| WHAT TO WORK ON |
Transcribe only the stretch of lines that opens with the line containing "Extract all readable text from this page." and closes with the last line of the listing, skipping pictures.
++++ TASK DATA ++++
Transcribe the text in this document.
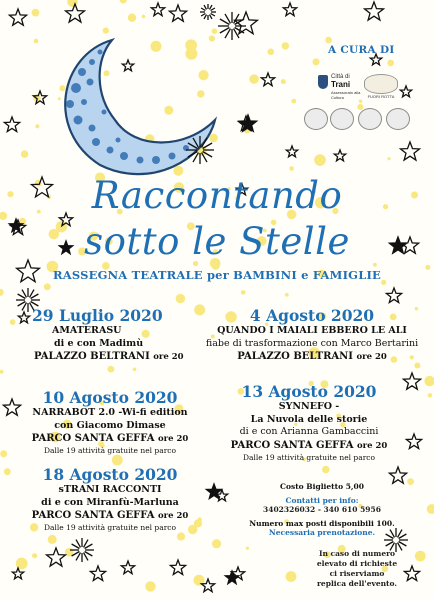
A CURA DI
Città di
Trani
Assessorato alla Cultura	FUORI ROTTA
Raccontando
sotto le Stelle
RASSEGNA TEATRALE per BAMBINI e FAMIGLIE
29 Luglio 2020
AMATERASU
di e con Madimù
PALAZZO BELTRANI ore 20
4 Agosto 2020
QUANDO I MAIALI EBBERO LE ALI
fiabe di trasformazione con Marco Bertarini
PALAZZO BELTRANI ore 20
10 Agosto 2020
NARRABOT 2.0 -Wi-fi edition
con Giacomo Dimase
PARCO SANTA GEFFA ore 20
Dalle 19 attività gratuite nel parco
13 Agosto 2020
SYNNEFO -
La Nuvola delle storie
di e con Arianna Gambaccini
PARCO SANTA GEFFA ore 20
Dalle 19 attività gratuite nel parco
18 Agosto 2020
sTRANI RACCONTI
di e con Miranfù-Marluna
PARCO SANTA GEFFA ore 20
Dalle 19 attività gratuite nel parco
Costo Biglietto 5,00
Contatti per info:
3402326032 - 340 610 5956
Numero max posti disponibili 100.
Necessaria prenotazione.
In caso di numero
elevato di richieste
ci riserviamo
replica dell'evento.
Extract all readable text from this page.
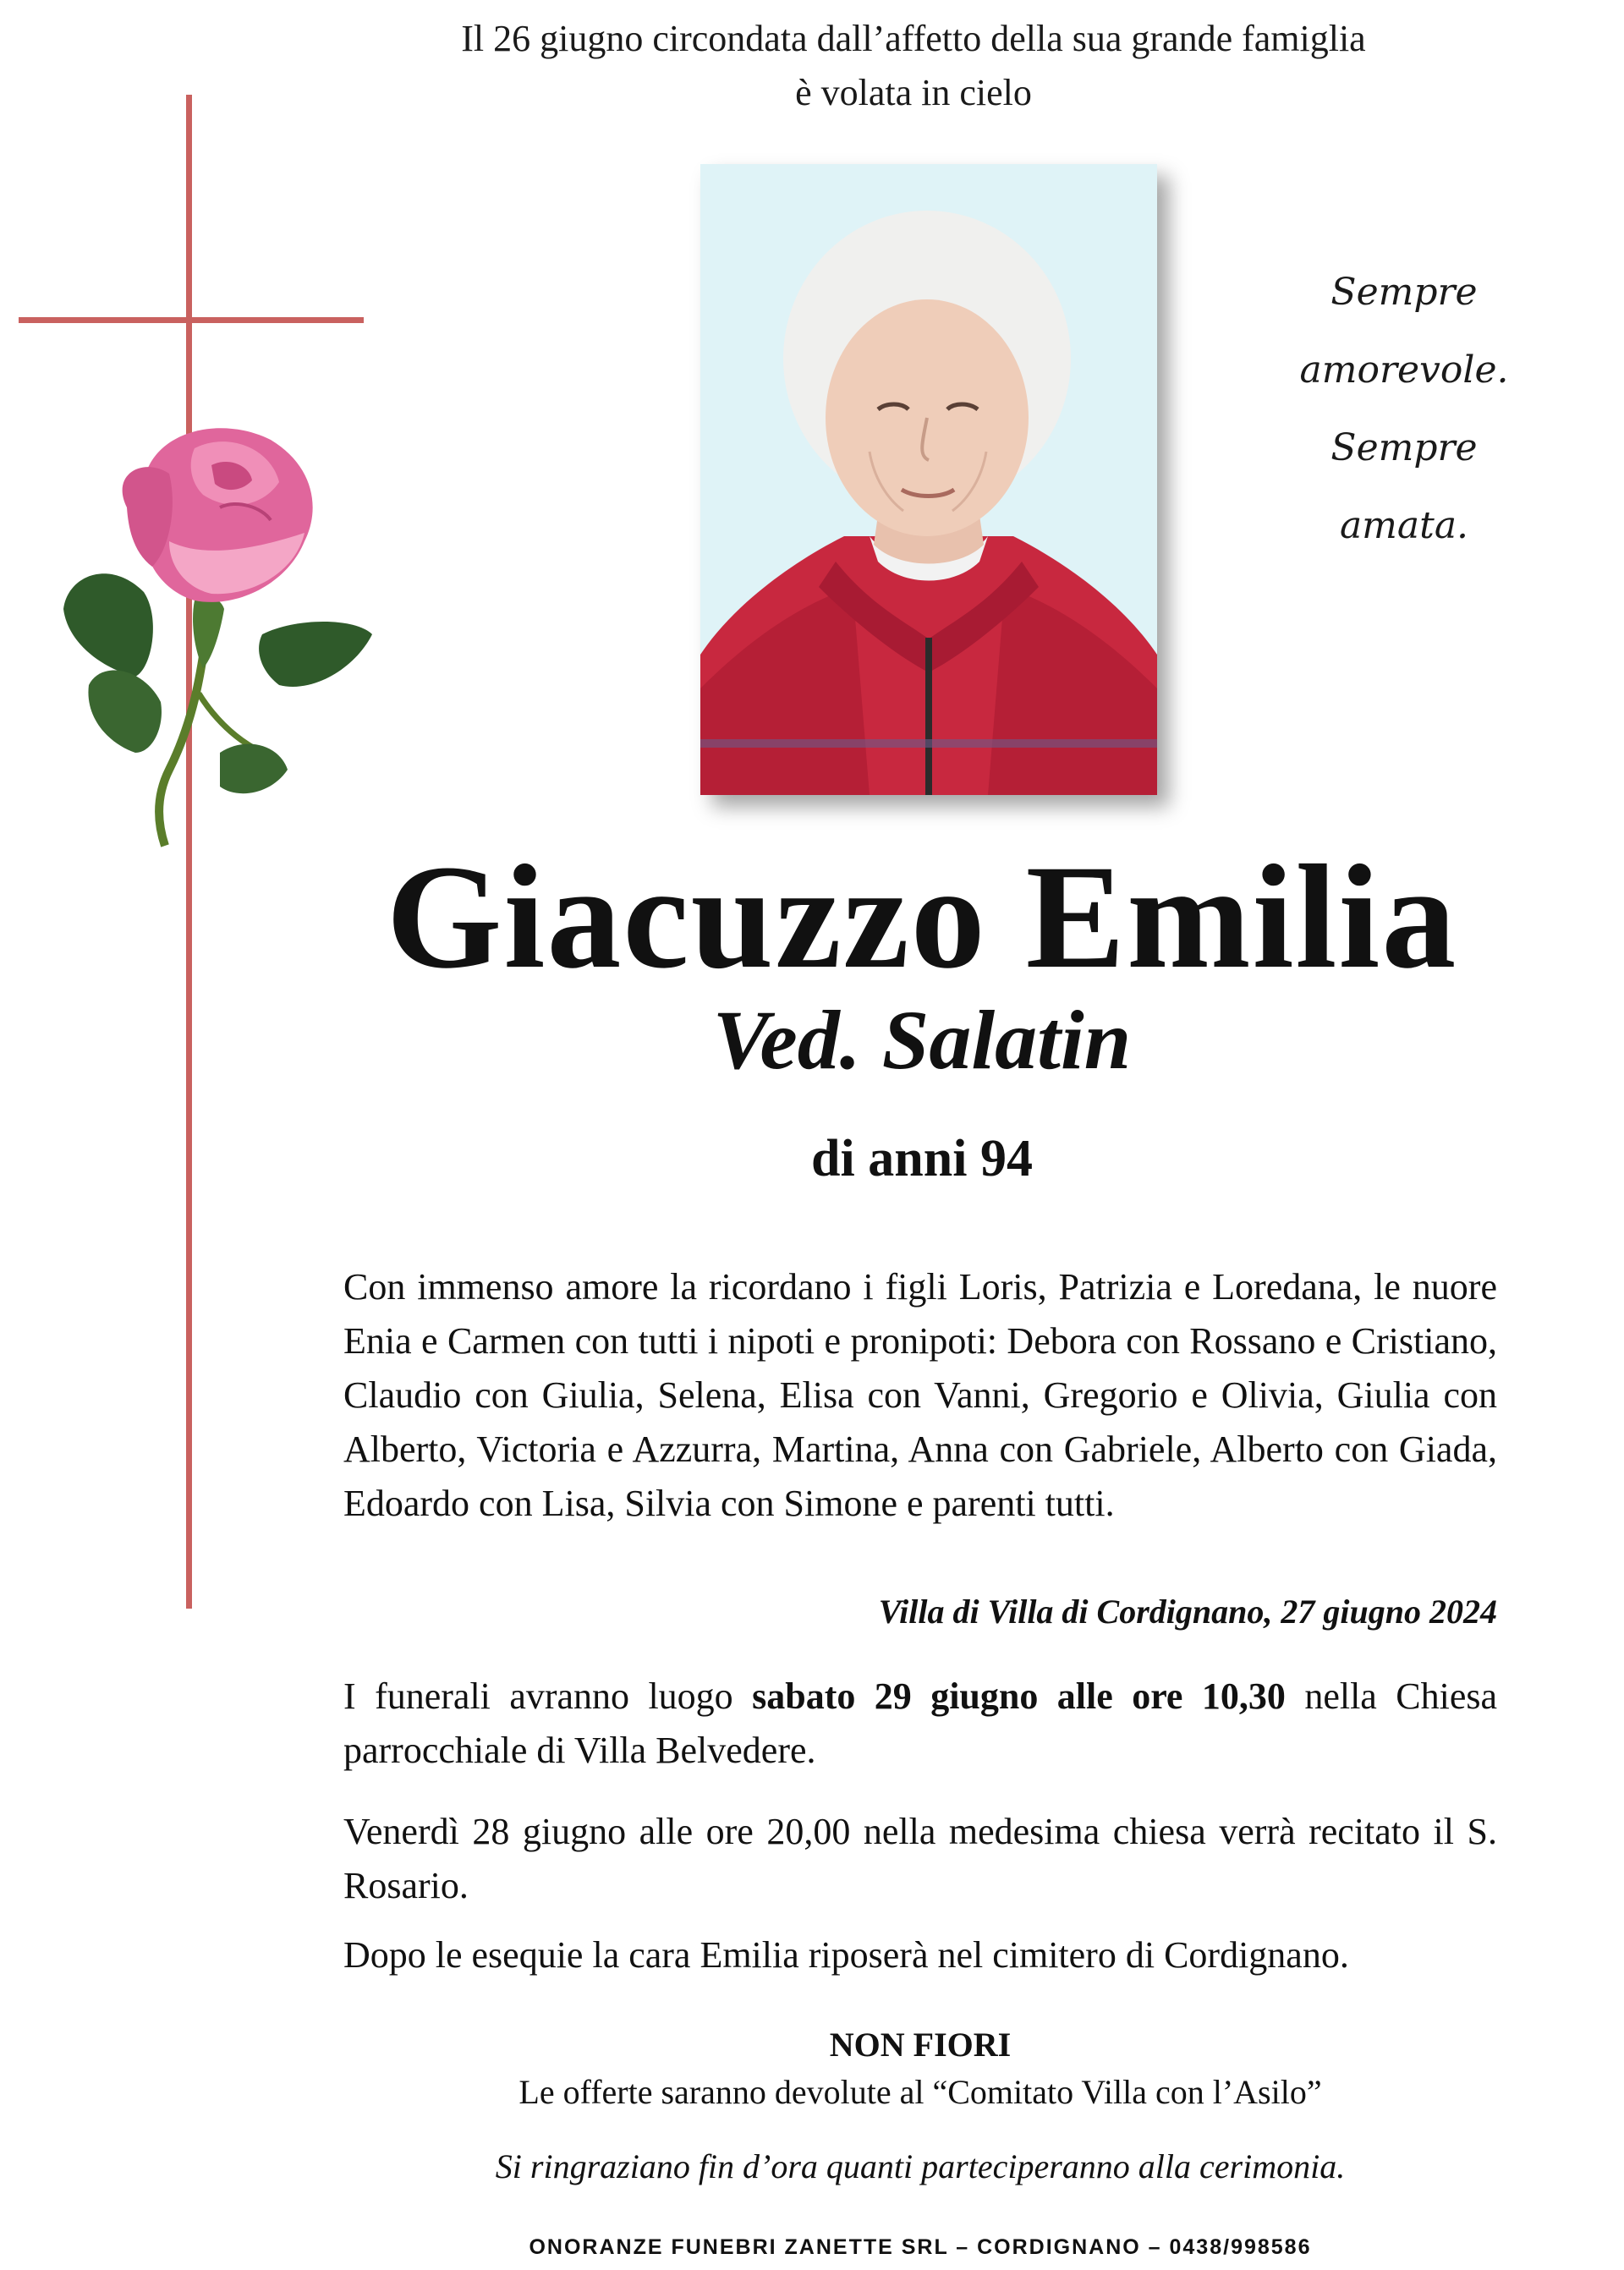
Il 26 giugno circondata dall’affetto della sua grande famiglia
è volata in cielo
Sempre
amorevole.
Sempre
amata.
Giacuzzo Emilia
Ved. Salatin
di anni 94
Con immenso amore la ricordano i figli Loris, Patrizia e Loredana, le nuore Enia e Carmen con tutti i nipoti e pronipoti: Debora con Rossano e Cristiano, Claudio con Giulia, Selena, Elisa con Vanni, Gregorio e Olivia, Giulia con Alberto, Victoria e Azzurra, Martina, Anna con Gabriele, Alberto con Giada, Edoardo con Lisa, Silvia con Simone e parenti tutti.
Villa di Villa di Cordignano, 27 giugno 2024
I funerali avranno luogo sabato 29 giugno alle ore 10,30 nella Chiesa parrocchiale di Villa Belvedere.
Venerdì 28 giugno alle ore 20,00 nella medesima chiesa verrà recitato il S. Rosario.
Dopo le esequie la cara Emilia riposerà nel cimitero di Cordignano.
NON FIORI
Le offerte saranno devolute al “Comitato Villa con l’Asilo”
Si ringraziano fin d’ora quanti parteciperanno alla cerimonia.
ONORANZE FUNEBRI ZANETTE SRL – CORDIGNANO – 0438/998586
++++
| SOLUTION FOR THIS TASK |
Extract all readable text from this page.
Il 26 giugno circondata dall’affetto della sua grande famiglia
è volata in cielo
Sempre
amorevole.
Sempre
amata.
Giacuzzo Emilia
Ved. Salatin
di anni 94
Con immenso amore la ricordano i figli Loris, Patrizia e Loredana, le nuore Enia e Carmen con tutti i nipoti e pronipoti: Debora con Rossano e Cristiano, Claudio con Giulia, Selena, Elisa con Vanni, Gregorio e Olivia, Giulia con Alberto, Victoria e Azzurra, Martina, Anna con Gabriele, Alberto con Giada, Edoardo con Lisa, Silvia con Simone e parenti tutti.
Villa di Villa di Cordignano, 27 giugno 2024
I funerali avranno luogo sabato 29 giugno alle ore 10,30 nella Chiesa parrocchiale di Villa Belvedere.
Venerdì 28 giugno alle ore 20,00 nella medesima chiesa verrà recitato il S. Rosario.
Dopo le esequie la cara Emilia riposerà nel cimitero di Cordignano.
NON FIORI
Le offerte saranno devolute al “Comitato Villa con l’Asilo”
Si ringraziano fin d’ora quanti parteciperanno alla cerimonia.
ONORANZE FUNEBRI ZANETTE SRL – CORDIGNANO – 0438/998586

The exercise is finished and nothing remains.